WORK TO BE COMPLETED — Return the records exactly as they are.
=-=-=
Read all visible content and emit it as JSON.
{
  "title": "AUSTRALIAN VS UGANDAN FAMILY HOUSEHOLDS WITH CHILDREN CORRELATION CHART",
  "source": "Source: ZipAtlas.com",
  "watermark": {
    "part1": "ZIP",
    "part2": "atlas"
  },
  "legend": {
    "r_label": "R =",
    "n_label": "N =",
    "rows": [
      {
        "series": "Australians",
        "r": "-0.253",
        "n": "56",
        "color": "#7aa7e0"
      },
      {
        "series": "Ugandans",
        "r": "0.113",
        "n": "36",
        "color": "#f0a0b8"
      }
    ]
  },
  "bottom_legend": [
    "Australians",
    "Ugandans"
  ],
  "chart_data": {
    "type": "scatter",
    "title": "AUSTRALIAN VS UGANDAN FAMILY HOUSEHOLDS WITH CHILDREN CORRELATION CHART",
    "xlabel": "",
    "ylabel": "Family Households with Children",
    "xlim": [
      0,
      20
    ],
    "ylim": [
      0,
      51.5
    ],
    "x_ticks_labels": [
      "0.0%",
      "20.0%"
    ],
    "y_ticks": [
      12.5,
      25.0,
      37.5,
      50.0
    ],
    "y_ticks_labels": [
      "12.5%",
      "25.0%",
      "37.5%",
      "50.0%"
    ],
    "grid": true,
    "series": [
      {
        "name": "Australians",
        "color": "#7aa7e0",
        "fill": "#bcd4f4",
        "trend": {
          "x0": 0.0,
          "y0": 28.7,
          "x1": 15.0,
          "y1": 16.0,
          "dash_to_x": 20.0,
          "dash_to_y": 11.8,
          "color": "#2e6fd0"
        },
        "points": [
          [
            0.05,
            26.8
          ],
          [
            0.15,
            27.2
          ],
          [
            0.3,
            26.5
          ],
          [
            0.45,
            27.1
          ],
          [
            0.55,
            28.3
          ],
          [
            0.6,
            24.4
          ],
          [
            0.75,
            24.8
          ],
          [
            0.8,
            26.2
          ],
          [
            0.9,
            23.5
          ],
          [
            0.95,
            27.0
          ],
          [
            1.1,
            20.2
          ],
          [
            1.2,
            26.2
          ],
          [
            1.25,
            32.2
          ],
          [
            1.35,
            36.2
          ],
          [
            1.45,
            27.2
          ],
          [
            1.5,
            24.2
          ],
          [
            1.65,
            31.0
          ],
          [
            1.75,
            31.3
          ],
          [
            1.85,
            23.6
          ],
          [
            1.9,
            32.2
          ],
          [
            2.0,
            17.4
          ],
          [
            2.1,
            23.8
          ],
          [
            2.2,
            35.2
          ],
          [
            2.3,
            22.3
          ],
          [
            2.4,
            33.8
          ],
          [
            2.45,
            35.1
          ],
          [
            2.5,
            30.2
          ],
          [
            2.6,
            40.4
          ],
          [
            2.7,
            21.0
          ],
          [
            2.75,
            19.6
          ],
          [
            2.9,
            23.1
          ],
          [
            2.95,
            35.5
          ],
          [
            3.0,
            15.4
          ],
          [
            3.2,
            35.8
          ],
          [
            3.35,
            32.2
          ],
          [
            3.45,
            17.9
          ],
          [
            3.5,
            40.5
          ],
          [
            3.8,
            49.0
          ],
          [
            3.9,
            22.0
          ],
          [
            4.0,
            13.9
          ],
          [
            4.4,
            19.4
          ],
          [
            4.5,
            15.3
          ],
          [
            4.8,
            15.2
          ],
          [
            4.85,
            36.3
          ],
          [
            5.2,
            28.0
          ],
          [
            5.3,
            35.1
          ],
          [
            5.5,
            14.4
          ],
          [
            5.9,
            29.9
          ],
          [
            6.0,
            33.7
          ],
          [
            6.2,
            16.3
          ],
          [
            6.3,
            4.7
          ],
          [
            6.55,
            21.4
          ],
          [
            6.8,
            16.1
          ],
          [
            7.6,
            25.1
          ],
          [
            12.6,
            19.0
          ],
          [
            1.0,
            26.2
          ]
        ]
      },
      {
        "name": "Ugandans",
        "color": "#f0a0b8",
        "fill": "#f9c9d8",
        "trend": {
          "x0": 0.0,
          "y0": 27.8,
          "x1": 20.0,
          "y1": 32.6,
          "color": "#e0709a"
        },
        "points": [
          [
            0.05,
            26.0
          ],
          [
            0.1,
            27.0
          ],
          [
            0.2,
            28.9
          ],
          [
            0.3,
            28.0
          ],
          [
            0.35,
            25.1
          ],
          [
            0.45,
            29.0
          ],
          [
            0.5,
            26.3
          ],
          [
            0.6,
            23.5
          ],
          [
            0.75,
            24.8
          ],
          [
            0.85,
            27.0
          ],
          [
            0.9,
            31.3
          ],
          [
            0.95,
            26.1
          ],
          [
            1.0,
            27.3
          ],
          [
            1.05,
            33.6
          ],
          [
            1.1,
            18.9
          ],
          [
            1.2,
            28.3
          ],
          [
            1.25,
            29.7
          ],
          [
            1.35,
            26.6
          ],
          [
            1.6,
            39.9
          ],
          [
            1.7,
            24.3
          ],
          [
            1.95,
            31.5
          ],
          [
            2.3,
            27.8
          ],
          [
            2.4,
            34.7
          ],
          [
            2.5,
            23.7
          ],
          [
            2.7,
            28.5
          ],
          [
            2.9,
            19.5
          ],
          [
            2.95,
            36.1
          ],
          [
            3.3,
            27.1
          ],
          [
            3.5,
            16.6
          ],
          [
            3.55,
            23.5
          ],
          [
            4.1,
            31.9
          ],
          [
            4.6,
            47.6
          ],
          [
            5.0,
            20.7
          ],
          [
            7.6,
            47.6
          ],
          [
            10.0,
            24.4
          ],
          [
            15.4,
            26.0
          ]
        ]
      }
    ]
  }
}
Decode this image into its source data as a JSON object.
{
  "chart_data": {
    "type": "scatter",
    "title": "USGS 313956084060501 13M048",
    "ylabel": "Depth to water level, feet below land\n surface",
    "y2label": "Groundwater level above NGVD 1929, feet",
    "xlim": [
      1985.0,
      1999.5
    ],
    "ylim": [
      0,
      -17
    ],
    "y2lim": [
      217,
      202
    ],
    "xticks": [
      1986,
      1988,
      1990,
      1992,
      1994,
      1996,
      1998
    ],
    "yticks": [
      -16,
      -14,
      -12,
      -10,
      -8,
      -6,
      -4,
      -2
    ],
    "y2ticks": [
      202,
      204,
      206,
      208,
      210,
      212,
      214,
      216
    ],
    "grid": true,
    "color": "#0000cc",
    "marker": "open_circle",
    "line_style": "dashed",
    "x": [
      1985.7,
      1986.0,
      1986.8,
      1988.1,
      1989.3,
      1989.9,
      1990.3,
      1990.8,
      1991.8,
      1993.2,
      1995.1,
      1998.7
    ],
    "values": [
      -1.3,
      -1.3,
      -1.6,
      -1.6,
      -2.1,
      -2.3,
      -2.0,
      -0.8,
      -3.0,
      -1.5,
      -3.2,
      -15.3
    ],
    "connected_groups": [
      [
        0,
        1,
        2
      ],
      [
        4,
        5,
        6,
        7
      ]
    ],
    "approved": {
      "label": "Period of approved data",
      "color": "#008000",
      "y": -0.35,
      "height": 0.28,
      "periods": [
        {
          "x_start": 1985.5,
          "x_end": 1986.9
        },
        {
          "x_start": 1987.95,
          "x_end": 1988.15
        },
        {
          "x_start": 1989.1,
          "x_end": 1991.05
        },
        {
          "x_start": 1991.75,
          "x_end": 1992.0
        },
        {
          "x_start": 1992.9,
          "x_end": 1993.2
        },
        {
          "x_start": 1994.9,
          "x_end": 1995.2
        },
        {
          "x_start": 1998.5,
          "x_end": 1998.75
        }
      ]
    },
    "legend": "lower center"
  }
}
=-=-=
SOLVED PROBLEM —
Read all visible content and emit it as JSON.
{
  "title": "AUSTRALIAN VS UGANDAN FAMILY HOUSEHOLDS WITH CHILDREN CORRELATION CHART",
  "source": "Source: ZipAtlas.com",
  "watermark": {
    "part1": "ZIP",
    "part2": "atlas"
  },
  "legend": {
    "r_label": "R =",
    "n_label": "N =",
    "rows": [
      {
        "series": "Australians",
        "r": "-0.253",
        "n": "56",
        "color": "#7aa7e0"
      },
      {
        "series": "Ugandans",
        "r": "0.113",
        "n": "36",
        "color": "#f0a0b8"
      }
    ]
  },
  "bottom_legend": [
    "Australians",
    "Ugandans"
  ],
  "chart_data": {
    "type": "scatter",
    "title": "AUSTRALIAN VS UGANDAN FAMILY HOUSEHOLDS WITH CHILDREN CORRELATION CHART",
    "xlabel": "",
    "ylabel": "Family Households with Children",
    "xlim": [
      0,
      20
    ],
    "ylim": [
      0,
      51.5
    ],
    "x_ticks_labels": [
      "0.0%",
      "20.0%"
    ],
    "y_ticks": [
      12.5,
      25.0,
      37.5,
      50.0
    ],
    "y_ticks_labels": [
      "12.5%",
      "25.0%",
      "37.5%",
      "50.0%"
    ],
    "grid": true,
    "series": [
      {
        "name": "Australians",
        "color": "#7aa7e0",
        "fill": "#bcd4f4",
        "trend": {
          "x0": 0.0,
          "y0": 28.7,
          "x1": 15.0,
          "y1": 16.0,
          "dash_to_x": 20.0,
          "dash_to_y": 11.8,
          "color": "#2e6fd0"
        },
        "points": [
          [
            0.05,
            26.8
          ],
          [
            0.15,
            27.2
          ],
          [
            0.3,
            26.5
          ],
          [
            0.45,
            27.1
          ],
          [
            0.55,
            28.3
          ],
          [
            0.6,
            24.4
          ],
          [
            0.75,
            24.8
          ],
          [
            0.8,
            26.2
          ],
          [
            0.9,
            23.5
          ],
          [
            0.95,
            27.0
          ],
          [
            1.1,
            20.2
          ],
          [
            1.2,
            26.2
          ],
          [
            1.25,
            32.2
          ],
          [
            1.35,
            36.2
          ],
          [
            1.45,
            27.2
          ],
          [
            1.5,
            24.2
          ],
          [
            1.65,
            31.0
          ],
          [
            1.75,
            31.3
          ],
          [
            1.85,
            23.6
          ],
          [
            1.9,
            32.2
          ],
          [
            2.0,
            17.4
          ],
          [
            2.1,
            23.8
          ],
          [
            2.2,
            35.2
          ],
          [
            2.3,
            22.3
          ],
          [
            2.4,
            33.8
          ],
          [
            2.45,
            35.1
          ],
          [
            2.5,
            30.2
          ],
          [
            2.6,
            40.4
          ],
          [
            2.7,
            21.0
          ],
          [
            2.75,
            19.6
          ],
          [
            2.9,
            23.1
          ],
          [
            2.95,
            35.5
          ],
          [
            3.0,
            15.4
          ],
          [
            3.2,
            35.8
          ],
          [
            3.35,
            32.2
          ],
          [
            3.45,
            17.9
          ],
          [
            3.5,
            40.5
          ],
          [
            3.8,
            49.0
          ],
          [
            3.9,
            22.0
          ],
          [
            4.0,
            13.9
          ],
          [
            4.4,
            19.4
          ],
          [
            4.5,
            15.3
          ],
          [
            4.8,
            15.2
          ],
          [
            4.85,
            36.3
          ],
          [
            5.2,
            28.0
          ],
          [
            5.3,
            35.1
          ],
          [
            5.5,
            14.4
          ],
          [
            5.9,
            29.9
          ],
          [
            6.0,
            33.7
          ],
          [
            6.2,
            16.3
          ],
          [
            6.3,
            4.7
          ],
          [
            6.55,
            21.4
          ],
          [
            6.8,
            16.1
          ],
          [
            7.6,
            25.1
          ],
          [
            12.6,
            19.0
          ],
          [
            1.0,
            26.2
          ]
        ]
      },
      {
        "name": "Ugandans",
        "color": "#f0a0b8",
        "fill": "#f9c9d8",
        "trend": {
          "x0": 0.0,
          "y0": 27.8,
          "x1": 20.0,
          "y1": 32.6,
          "color": "#e0709a"
        },
        "points": [
          [
            0.05,
            26.0
          ],
          [
            0.1,
            27.0
          ],
          [
            0.2,
            28.9
          ],
          [
            0.3,
            28.0
          ],
          [
            0.35,
            25.1
          ],
          [
            0.45,
            29.0
          ],
          [
            0.5,
            26.3
          ],
          [
            0.6,
            23.5
          ],
          [
            0.75,
            24.8
          ],
          [
            0.85,
            27.0
          ],
          [
            0.9,
            31.3
          ],
          [
            0.95,
            26.1
          ],
          [
            1.0,
            27.3
          ],
          [
            1.05,
            33.6
          ],
          [
            1.1,
            18.9
          ],
          [
            1.2,
            28.3
          ],
          [
            1.25,
            29.7
          ],
          [
            1.35,
            26.6
          ],
          [
            1.6,
            39.9
          ],
          [
            1.7,
            24.3
          ],
          [
            1.95,
            31.5
          ],
          [
            2.3,
            27.8
          ],
          [
            2.4,
            34.7
          ],
          [
            2.5,
            23.7
          ],
          [
            2.7,
            28.5
          ],
          [
            2.9,
            19.5
          ],
          [
            2.95,
            36.1
          ],
          [
            3.3,
            27.1
          ],
          [
            3.5,
            16.6
          ],
          [
            3.55,
            23.5
          ],
          [
            4.1,
            31.9
          ],
          [
            4.6,
            47.6
          ],
          [
            5.0,
            20.7
          ],
          [
            7.6,
            47.6
          ],
          [
            10.0,
            24.4
          ],
          [
            15.4,
            26.0
          ]
        ]
      }
    ]
  }
}
Decode this image into its source data as a JSON object.
{
  "chart_data": {
    "type": "scatter",
    "title": "USGS 313956084060501 13M048",
    "ylabel": "Depth to water level, feet below land\n surface",
    "y2label": "Groundwater level above NGVD 1929, feet",
    "xlim": [
      1985.0,
      1999.5
    ],
    "ylim": [
      0,
      -17
    ],
    "y2lim": [
      217,
      202
    ],
    "xticks": [
      1986,
      1988,
      1990,
      1992,
      1994,
      1996,
      1998
    ],
    "yticks": [
      -16,
      -14,
      -12,
      -10,
      -8,
      -6,
      -4,
      -2
    ],
    "y2ticks": [
      202,
      204,
      206,
      208,
      210,
      212,
      214,
      216
    ],
    "grid": true,
    "color": "#0000cc",
    "marker": "open_circle",
    "line_style": "dashed",
    "x": [
      1985.7,
      1986.0,
      1986.8,
      1988.1,
      1989.3,
      1989.9,
      1990.3,
      1990.8,
      1991.8,
      1993.2,
      1995.1,
      1998.7
    ],
    "values": [
      -1.3,
      -1.3,
      -1.6,
      -1.6,
      -2.1,
      -2.3,
      -2.0,
      -0.8,
      -3.0,
      -1.5,
      -3.2,
      -15.3
    ],
    "connected_groups": [
      [
        0,
        1,
        2
      ],
      [
        4,
        5,
        6,
        7
      ]
    ],
    "approved": {
      "label": "Period of approved data",
      "color": "#008000",
      "y": -0.35,
      "height": 0.28,
      "periods": [
        {
          "x_start": 1985.5,
          "x_end": 1986.9
        },
        {
          "x_start": 1987.95,
          "x_end": 1988.15
        },
        {
          "x_start": 1989.1,
          "x_end": 1991.05
        },
        {
          "x_start": 1991.75,
          "x_end": 1992.0
        },
        {
          "x_start": 1992.9,
          "x_end": 1993.2
        },
        {
          "x_start": 1994.9,
          "x_end": 1995.2
        },
        {
          "x_start": 1998.5,
          "x_end": 1998.75
        }
      ]
    },
    "legend": "lower center"
  }
}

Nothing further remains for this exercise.